Problem description:
Restate the full set of records exactly, word for word.

Record excerpts:
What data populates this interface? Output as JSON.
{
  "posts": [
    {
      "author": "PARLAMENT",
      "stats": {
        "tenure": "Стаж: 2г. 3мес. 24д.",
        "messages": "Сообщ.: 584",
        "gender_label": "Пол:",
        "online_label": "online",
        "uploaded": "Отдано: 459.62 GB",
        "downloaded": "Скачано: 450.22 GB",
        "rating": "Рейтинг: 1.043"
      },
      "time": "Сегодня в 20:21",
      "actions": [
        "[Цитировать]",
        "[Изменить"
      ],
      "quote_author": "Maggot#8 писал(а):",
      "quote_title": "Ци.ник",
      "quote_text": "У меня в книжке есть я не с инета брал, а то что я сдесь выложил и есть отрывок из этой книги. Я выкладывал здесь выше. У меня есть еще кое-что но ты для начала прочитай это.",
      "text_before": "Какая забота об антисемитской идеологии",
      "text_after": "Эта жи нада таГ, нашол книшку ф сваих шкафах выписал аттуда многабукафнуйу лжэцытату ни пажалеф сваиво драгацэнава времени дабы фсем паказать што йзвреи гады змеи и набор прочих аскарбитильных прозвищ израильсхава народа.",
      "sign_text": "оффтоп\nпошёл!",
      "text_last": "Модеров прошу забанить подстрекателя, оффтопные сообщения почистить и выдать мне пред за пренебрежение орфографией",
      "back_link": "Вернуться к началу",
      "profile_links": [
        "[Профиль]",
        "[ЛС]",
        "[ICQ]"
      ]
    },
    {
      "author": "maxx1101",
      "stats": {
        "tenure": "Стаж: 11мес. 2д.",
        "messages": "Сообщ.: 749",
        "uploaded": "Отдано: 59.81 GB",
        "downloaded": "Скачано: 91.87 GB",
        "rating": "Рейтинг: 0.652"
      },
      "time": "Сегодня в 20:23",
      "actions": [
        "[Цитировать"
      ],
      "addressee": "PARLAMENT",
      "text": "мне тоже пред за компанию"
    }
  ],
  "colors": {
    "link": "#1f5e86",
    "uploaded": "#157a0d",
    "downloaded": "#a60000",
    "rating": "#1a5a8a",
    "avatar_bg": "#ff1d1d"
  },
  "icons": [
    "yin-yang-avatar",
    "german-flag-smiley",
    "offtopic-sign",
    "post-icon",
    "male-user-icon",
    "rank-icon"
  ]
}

Answer to this exercise:
What data populates this interface? Output as JSON.
{
  "posts": [
    {
      "author": "PARLAMENT",
      "stats": {
        "tenure": "Стаж: 2г. 3мес. 24д.",
        "messages": "Сообщ.: 584",
        "gender_label": "Пол:",
        "online_label": "online",
        "uploaded": "Отдано: 459.62 GB",
        "downloaded": "Скачано: 450.22 GB",
        "rating": "Рейтинг: 1.043"
      },
      "time": "Сегодня в 20:21",
      "actions": [
        "[Цитировать]",
        "[Изменить"
      ],
      "quote_author": "Maggot#8 писал(а):",
      "quote_title": "Ци.ник",
      "quote_text": "У меня в книжке есть я не с инета брал, а то что я сдесь выложил и есть отрывок из этой книги. Я выкладывал здесь выше. У меня есть еще кое-что но ты для начала прочитай это.",
      "text_before": "Какая забота об антисемитской идеологии",
      "text_after": "Эта жи нада таГ, нашол книшку ф сваих шкафах выписал аттуда многабукафнуйу лжэцытату ни пажалеф сваиво драгацэнава времени дабы фсем паказать што йзвреи гады змеи и набор прочих аскарбитильных прозвищ израильсхава народа.",
      "sign_text": "оффтоп\nпошёл!",
      "text_last": "Модеров прошу забанить подстрекателя, оффтопные сообщения почистить и выдать мне пред за пренебрежение орфографией",
      "back_link": "Вернуться к началу",
      "profile_links": [
        "[Профиль]",
        "[ЛС]",
        "[ICQ]"
      ]
    },
    {
      "author": "maxx1101",
      "stats": {
        "tenure": "Стаж: 11мес. 2д.",
        "messages": "Сообщ.: 749",
        "uploaded": "Отдано: 59.81 GB",
        "downloaded": "Скачано: 91.87 GB",
        "rating": "Рейтинг: 0.652"
      },
      "time": "Сегодня в 20:23",
      "actions": [
        "[Цитировать"
      ],
      "addressee": "PARLAMENT",
      "text": "мне тоже пред за компанию"
    }
  ],
  "colors": {
    "link": "#1f5e86",
    "uploaded": "#157a0d",
    "downloaded": "#a60000",
    "rating": "#1a5a8a",
    "avatar_bg": "#ff1d1d"
  },
  "icons": [
    "yin-yang-avatar",
    "german-flag-smiley",
    "offtopic-sign",
    "post-icon",
    "male-user-icon",
    "rank-icon"
  ]
}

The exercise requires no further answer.